Required task
The records below must be output exactly, without pictures.

Raw records
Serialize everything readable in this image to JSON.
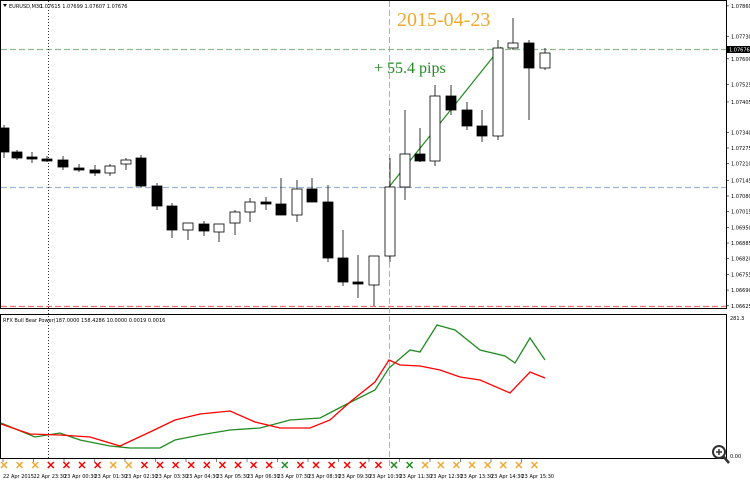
{
  "main_chart": {
    "symbol_label": "EURUSD,M30",
    "ohlc_text": "1.07615 1.07699 1.07607 1.07676",
    "date_annotation": "2015-04-23",
    "pips_annotation": "+ 55.4 pips",
    "current_price": "1.07676",
    "price_ticks": [
      "1.07860",
      "1.07730",
      "1.07600",
      "1.07525",
      "1.07405",
      "1.07340",
      "1.07275",
      "1.07210",
      "1.07145",
      "1.07080",
      "1.07015",
      "1.06950",
      "1.06885",
      "1.06820",
      "1.06755",
      "1.06690",
      "1.06625"
    ]
  },
  "indicator": {
    "header_text": "RFX Bull Bear Power(187.0000 158.4286 10.0000 0.0019 0.0016",
    "top_value": "281.3",
    "bottom_value": "0.00"
  },
  "time_axis": {
    "labels": [
      "22 Apr 2015",
      "22 Apr 23:30",
      "23 Apr 00:30",
      "23 Apr 01:30",
      "23 Apr 02:30",
      "23 Apr 03:30",
      "23 Apr 04:30",
      "23 Apr 05:30",
      "23 Apr 06:30",
      "23 Apr 07:30",
      "23 Apr 08:30",
      "23 Apr 09:30",
      "23 Apr 10:30",
      "23 Apr 11:30",
      "23 Apr 12:30",
      "23 Apr 13:30",
      "23 Apr 14:30",
      "23 Apr 15:30"
    ]
  },
  "signals": [
    "buy",
    "buy",
    "buy",
    "sell",
    "sell",
    "sell",
    "sell",
    "buy",
    "buy",
    "sell",
    "sell",
    "sell",
    "sell",
    "sell",
    "sell",
    "sell",
    "sell",
    "sell",
    "buy",
    "sell",
    "sell",
    "sell",
    "sell",
    "sell",
    "sell",
    "buy",
    "buy",
    "buy",
    "buy",
    "buy",
    "buy",
    "buy",
    "buy",
    "buy",
    "buy"
  ],
  "colors": {
    "bull_line": "#228b22",
    "bear_line": "#ff0000",
    "annotation_orange": "#f0a830",
    "annotation_green": "#228b22",
    "hline_green": "#8fbc8f",
    "hline_blue": "#9fb7d6",
    "hline_red": "#f07070"
  },
  "zoom_icon": "zoom-magnifier-icon"
}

Task answer
Serialize everything readable in this image to JSON.
{
  "main_chart": {
    "symbol_label": "EURUSD,M30",
    "ohlc_text": "1.07615 1.07699 1.07607 1.07676",
    "date_annotation": "2015-04-23",
    "pips_annotation": "+ 55.4 pips",
    "current_price": "1.07676",
    "price_ticks": [
      "1.07860",
      "1.07730",
      "1.07600",
      "1.07525",
      "1.07405",
      "1.07340",
      "1.07275",
      "1.07210",
      "1.07145",
      "1.07080",
      "1.07015",
      "1.06950",
      "1.06885",
      "1.06820",
      "1.06755",
      "1.06690",
      "1.06625"
    ]
  },
  "indicator": {
    "header_text": "RFX Bull Bear Power(187.0000 158.4286 10.0000 0.0019 0.0016",
    "top_value": "281.3",
    "bottom_value": "0.00"
  },
  "time_axis": {
    "labels": [
      "22 Apr 2015",
      "22 Apr 23:30",
      "23 Apr 00:30",
      "23 Apr 01:30",
      "23 Apr 02:30",
      "23 Apr 03:30",
      "23 Apr 04:30",
      "23 Apr 05:30",
      "23 Apr 06:30",
      "23 Apr 07:30",
      "23 Apr 08:30",
      "23 Apr 09:30",
      "23 Apr 10:30",
      "23 Apr 11:30",
      "23 Apr 12:30",
      "23 Apr 13:30",
      "23 Apr 14:30",
      "23 Apr 15:30"
    ]
  },
  "signals": [
    "buy",
    "buy",
    "buy",
    "sell",
    "sell",
    "sell",
    "sell",
    "buy",
    "buy",
    "sell",
    "sell",
    "sell",
    "sell",
    "sell",
    "sell",
    "sell",
    "sell",
    "sell",
    "buy",
    "sell",
    "sell",
    "sell",
    "sell",
    "sell",
    "sell",
    "buy",
    "buy",
    "buy",
    "buy",
    "buy",
    "buy",
    "buy",
    "buy",
    "buy",
    "buy"
  ],
  "colors": {
    "bull_line": "#228b22",
    "bear_line": "#ff0000",
    "annotation_orange": "#f0a830",
    "annotation_green": "#228b22",
    "hline_green": "#8fbc8f",
    "hline_blue": "#9fb7d6",
    "hline_red": "#f07070"
  },
  "zoom_icon": "zoom-magnifier-icon"
}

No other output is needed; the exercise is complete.